- Problem description
Each line of the data that includes the string "Accumulate" is to be copied out.
[Start Entries supplied]
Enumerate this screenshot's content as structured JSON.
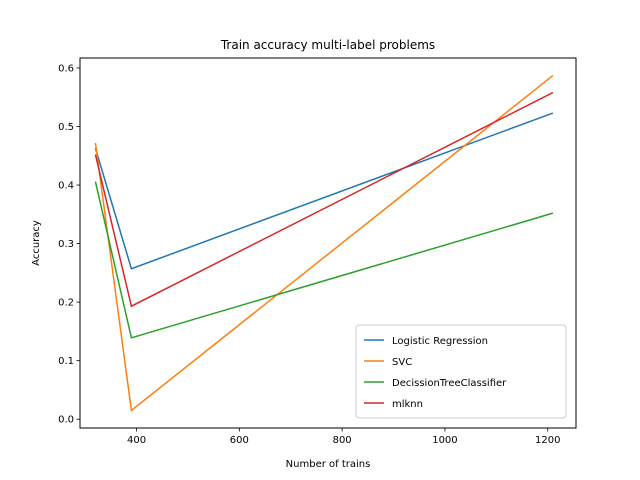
{
  "chart_data": {
    "type": "line",
    "title": "Train accuracy multi-label problems",
    "xlabel": "Number of trains",
    "ylabel": "Accuracy",
    "xlim": [
      290,
      1255
    ],
    "ylim": [
      -0.015,
      0.617
    ],
    "xticks": [
      400,
      600,
      800,
      1000,
      1200
    ],
    "yticks": [
      0.0,
      0.1,
      0.2,
      0.3,
      0.4,
      0.5,
      0.6
    ],
    "ytick_labels": [
      "0.0",
      "0.1",
      "0.2",
      "0.3",
      "0.4",
      "0.5",
      "0.6"
    ],
    "grid": false,
    "legend": "lower-right",
    "x": [
      320,
      390,
      1210
    ],
    "series": [
      {
        "name": "Logistic Regression",
        "color": "#1f77b4",
        "values": [
          0.463,
          0.257,
          0.523
        ]
      },
      {
        "name": "SVC",
        "color": "#ff7f0e",
        "values": [
          0.472,
          0.015,
          0.587
        ]
      },
      {
        "name": "DecissionTreeClassifier",
        "color": "#2ca02c",
        "values": [
          0.406,
          0.139,
          0.352
        ]
      },
      {
        "name": "mlknn",
        "color": "#d62728",
        "values": [
          0.452,
          0.193,
          0.558
        ]
      }
    ]
  }
}
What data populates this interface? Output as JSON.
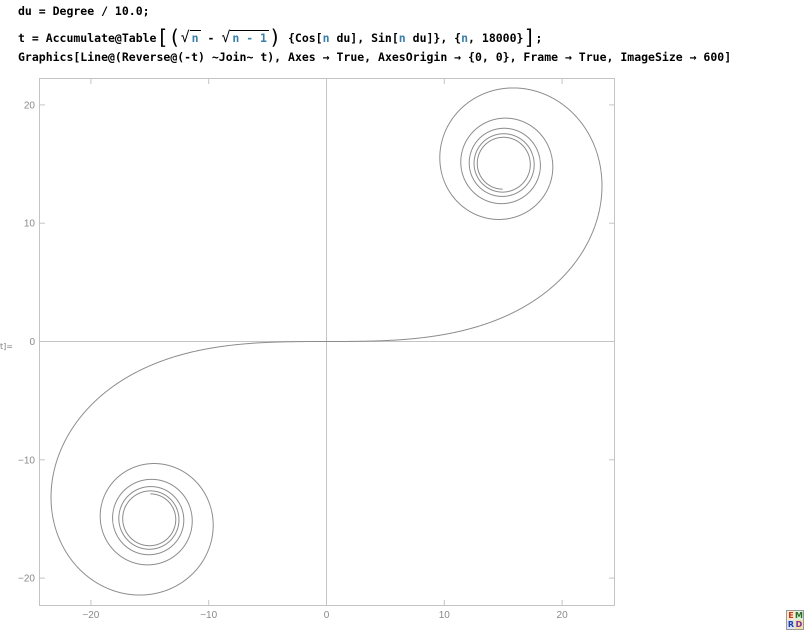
{
  "cell": {
    "line1": "du = Degree / 10.0;",
    "line2": {
      "prefix": "t = Accumulate@Table",
      "sqrt_n": "n",
      "minus": " - ",
      "sqrt_n1": "n - 1",
      "middle": "{Cos[",
      "var1": "n",
      "mid2": " du], Sin[",
      "var2": "n",
      "mid3": " du]}, {",
      "var3": "n",
      "suffix": ", 18000}",
      "end": ";"
    },
    "line3": "Graphics[Line@(Reverse@(-t) ~Join~ t), Axes → True, AxesOrigin → {0, 0}, Frame → True, ImageSize → 600]"
  },
  "output_label": "t]=",
  "plot": {
    "x_ticks": [
      "−20",
      "−10",
      "0",
      "10",
      "20"
    ],
    "y_ticks": [
      "20",
      "10",
      "0",
      "−10",
      "−20"
    ],
    "line_color": "#8c8c8c",
    "axis_color": "#c4c4c4",
    "frame_color": "#c4c4c4"
  },
  "chart_data": {
    "type": "line",
    "title": "",
    "xlabel": "",
    "ylabel": "",
    "xlim": [
      -24.5,
      24.5
    ],
    "ylim": [
      -22.5,
      22.5
    ],
    "x_tick_values": [
      -20,
      -10,
      0,
      10,
      20
    ],
    "y_tick_values": [
      20,
      10,
      0,
      -10,
      -20
    ],
    "series": [
      {
        "name": "t = Accumulate of (sqrt(n) - sqrt(n-1)) {Cos[n du], Sin[n du]}, mirrored by Reverse@(-t)",
        "step_degrees": 0.1,
        "points": 18000,
        "spiral_center_upper": [
          14.9,
          15.1
        ],
        "spiral_center_lower": [
          -14.9,
          -15.1
        ],
        "outer_loop_x_extent": [
          -23.5,
          23.5
        ],
        "outer_loop_y_extent": [
          -21.2,
          21.2
        ]
      }
    ]
  },
  "logo": [
    "E",
    "M",
    "R",
    "D"
  ]
}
[End Entries supplied]
- Final result
      "prefix": "t = Accumulate@Table",
        "name": "t = Accumulate of (sqrt(n) - sqrt(n-1)) {Cos[n du], Sin[n du]}, mirrored by Reverse@(-t)",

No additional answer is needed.